Start of MATERIAL

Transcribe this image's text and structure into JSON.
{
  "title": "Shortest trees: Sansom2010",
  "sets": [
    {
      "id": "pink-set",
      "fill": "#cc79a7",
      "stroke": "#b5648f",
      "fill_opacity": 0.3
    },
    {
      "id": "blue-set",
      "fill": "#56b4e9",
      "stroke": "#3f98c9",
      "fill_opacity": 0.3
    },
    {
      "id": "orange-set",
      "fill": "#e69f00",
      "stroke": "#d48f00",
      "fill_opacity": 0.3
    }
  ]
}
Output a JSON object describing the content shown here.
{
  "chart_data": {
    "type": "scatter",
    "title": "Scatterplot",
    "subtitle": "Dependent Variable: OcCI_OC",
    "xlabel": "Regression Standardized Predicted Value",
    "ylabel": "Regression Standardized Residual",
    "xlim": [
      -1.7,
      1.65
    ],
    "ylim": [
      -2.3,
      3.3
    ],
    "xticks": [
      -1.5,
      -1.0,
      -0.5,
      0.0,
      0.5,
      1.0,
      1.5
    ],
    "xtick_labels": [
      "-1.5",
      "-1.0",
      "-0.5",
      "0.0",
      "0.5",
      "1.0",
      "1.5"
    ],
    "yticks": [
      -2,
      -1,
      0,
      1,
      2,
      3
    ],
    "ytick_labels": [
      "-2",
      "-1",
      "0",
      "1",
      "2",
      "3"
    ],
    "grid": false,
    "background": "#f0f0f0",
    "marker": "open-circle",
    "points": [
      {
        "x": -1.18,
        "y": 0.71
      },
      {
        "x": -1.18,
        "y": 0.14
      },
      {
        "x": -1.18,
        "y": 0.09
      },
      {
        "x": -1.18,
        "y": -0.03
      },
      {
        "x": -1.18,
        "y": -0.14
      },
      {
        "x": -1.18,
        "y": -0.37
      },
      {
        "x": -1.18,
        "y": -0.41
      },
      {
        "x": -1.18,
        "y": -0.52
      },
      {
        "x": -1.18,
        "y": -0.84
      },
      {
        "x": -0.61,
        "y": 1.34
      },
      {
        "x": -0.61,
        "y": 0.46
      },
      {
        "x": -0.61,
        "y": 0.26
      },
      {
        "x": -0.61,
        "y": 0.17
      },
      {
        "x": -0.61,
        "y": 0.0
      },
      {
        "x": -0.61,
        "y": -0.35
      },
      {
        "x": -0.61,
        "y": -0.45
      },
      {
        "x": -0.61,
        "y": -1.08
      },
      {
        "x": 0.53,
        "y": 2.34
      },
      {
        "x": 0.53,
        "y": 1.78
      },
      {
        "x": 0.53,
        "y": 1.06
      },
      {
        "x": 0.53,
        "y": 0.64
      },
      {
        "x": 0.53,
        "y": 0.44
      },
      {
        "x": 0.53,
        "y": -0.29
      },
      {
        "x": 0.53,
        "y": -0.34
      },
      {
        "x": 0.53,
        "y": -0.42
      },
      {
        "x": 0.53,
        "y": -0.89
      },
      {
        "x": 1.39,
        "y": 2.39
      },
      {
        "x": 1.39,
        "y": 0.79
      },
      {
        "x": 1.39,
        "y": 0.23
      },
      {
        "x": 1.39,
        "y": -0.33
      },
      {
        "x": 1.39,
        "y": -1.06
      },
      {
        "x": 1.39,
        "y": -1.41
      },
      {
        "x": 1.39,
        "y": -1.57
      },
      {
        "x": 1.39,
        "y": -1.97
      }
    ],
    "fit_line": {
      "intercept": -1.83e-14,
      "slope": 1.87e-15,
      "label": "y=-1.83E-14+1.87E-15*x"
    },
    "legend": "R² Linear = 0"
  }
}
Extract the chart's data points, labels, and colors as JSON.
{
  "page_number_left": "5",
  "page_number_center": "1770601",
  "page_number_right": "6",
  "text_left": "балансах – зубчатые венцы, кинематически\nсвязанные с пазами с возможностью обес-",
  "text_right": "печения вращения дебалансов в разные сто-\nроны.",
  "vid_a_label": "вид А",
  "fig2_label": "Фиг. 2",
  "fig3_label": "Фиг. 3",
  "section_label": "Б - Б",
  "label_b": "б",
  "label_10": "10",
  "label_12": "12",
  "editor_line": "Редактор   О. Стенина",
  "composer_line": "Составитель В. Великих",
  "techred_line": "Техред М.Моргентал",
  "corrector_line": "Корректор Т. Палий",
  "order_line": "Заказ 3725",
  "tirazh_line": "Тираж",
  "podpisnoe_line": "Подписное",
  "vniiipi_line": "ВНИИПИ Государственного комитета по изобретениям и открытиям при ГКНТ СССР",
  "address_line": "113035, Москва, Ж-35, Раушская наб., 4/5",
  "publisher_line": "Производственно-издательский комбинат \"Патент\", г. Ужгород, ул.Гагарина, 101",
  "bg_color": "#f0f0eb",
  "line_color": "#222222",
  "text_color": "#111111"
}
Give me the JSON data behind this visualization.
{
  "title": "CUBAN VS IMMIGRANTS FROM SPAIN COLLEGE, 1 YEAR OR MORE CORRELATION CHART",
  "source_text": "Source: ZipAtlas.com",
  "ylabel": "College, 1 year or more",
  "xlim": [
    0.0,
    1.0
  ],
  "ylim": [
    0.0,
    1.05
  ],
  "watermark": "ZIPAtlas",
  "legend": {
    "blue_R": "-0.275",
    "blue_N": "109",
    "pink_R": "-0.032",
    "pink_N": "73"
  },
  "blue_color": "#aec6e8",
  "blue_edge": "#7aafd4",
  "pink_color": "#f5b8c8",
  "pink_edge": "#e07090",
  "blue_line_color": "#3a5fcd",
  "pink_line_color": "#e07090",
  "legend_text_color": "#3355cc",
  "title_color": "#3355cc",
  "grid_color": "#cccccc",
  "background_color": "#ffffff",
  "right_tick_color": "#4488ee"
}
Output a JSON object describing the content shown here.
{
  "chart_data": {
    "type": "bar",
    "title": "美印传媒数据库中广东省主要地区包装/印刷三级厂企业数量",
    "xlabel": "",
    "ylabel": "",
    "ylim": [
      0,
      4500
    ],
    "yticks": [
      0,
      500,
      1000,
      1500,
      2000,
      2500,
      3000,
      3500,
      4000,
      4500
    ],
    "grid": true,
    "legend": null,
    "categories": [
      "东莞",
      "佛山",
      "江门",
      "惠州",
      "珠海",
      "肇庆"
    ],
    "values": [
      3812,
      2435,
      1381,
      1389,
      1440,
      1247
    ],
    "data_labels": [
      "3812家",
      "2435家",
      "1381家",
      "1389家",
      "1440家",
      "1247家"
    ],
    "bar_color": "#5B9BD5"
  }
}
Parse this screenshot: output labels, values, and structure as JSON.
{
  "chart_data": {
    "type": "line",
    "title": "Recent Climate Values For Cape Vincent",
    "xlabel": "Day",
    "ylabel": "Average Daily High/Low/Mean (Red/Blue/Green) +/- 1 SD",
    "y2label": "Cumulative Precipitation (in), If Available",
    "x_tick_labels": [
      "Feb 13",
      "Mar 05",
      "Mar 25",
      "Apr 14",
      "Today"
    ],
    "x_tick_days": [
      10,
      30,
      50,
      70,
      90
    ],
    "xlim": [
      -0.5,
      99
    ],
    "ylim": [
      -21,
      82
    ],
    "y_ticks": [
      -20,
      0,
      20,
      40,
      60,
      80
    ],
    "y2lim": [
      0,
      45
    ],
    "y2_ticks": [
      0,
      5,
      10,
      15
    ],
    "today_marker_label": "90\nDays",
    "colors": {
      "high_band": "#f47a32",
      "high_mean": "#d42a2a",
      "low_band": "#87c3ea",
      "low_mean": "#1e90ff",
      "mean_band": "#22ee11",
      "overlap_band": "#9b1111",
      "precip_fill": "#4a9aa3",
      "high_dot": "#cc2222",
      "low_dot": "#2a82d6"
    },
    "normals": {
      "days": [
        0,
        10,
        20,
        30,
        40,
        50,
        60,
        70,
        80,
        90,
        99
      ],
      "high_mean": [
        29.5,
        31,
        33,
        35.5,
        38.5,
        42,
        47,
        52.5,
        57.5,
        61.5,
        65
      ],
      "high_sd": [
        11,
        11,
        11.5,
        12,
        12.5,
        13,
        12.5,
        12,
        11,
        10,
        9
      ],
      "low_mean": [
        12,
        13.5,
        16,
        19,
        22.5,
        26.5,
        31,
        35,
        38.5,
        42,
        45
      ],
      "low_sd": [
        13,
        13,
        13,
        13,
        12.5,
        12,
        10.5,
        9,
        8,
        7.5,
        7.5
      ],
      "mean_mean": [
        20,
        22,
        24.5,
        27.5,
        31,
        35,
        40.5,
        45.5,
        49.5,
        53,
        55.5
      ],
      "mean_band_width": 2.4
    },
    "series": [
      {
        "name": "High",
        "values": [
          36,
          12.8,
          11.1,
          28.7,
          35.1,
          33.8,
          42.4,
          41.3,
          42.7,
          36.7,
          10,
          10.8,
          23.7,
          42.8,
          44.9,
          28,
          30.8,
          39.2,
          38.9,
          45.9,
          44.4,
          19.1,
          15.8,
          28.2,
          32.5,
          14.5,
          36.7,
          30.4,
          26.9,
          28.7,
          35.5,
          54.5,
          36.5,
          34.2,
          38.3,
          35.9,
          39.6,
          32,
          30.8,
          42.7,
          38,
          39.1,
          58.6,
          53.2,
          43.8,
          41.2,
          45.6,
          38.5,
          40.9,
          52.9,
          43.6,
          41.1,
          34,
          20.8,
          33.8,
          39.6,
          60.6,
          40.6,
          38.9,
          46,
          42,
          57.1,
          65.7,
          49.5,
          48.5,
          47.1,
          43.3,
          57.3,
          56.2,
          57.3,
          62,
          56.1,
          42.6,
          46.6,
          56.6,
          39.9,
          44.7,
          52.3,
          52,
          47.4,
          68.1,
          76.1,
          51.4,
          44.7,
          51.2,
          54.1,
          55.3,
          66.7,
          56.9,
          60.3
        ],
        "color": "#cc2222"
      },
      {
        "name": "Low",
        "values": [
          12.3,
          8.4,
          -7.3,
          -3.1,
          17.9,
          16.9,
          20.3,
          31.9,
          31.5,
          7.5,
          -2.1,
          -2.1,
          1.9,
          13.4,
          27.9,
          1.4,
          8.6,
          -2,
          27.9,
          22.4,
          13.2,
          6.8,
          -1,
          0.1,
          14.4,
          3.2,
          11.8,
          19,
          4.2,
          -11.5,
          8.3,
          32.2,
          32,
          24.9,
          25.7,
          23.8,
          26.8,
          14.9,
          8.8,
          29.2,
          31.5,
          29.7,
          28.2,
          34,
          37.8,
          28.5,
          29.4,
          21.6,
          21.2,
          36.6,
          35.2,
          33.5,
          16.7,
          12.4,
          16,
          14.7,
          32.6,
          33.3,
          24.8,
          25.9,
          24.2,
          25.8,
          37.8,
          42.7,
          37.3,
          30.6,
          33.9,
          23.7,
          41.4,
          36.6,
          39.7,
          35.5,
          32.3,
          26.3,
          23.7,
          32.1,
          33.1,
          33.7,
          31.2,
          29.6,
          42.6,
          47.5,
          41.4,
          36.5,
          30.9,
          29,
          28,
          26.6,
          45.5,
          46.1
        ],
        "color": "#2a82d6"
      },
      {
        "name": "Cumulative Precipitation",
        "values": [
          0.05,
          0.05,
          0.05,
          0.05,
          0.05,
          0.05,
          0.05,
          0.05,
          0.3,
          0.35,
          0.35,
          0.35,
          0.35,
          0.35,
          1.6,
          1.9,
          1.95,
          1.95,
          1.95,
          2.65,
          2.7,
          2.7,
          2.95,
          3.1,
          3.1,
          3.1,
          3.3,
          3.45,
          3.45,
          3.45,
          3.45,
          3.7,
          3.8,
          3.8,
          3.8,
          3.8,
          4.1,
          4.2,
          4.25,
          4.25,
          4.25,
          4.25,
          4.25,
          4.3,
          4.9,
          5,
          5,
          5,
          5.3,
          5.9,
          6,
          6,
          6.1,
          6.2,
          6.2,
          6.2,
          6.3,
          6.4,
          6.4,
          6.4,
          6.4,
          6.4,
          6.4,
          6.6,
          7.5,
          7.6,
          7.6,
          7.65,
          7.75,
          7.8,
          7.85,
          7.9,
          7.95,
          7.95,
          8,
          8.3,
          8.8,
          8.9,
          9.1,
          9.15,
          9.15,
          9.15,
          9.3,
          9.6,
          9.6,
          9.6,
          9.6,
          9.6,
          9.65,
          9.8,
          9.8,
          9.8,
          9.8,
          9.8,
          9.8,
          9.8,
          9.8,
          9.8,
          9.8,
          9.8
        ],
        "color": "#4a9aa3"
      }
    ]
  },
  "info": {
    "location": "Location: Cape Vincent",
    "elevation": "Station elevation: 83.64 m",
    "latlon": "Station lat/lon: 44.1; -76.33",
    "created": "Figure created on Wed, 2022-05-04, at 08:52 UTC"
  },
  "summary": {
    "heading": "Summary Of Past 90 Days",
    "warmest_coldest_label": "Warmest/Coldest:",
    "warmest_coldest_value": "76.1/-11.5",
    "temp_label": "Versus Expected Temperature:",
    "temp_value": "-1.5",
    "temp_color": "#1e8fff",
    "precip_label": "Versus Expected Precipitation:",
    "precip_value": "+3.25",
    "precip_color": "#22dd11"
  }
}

End of MATERIAL

- PROBLEM STATEMENT -
Ascertain the number of lines in the entries that include the word "Expected", and report only that number.

- RESULT OF THE EXERCISE -
2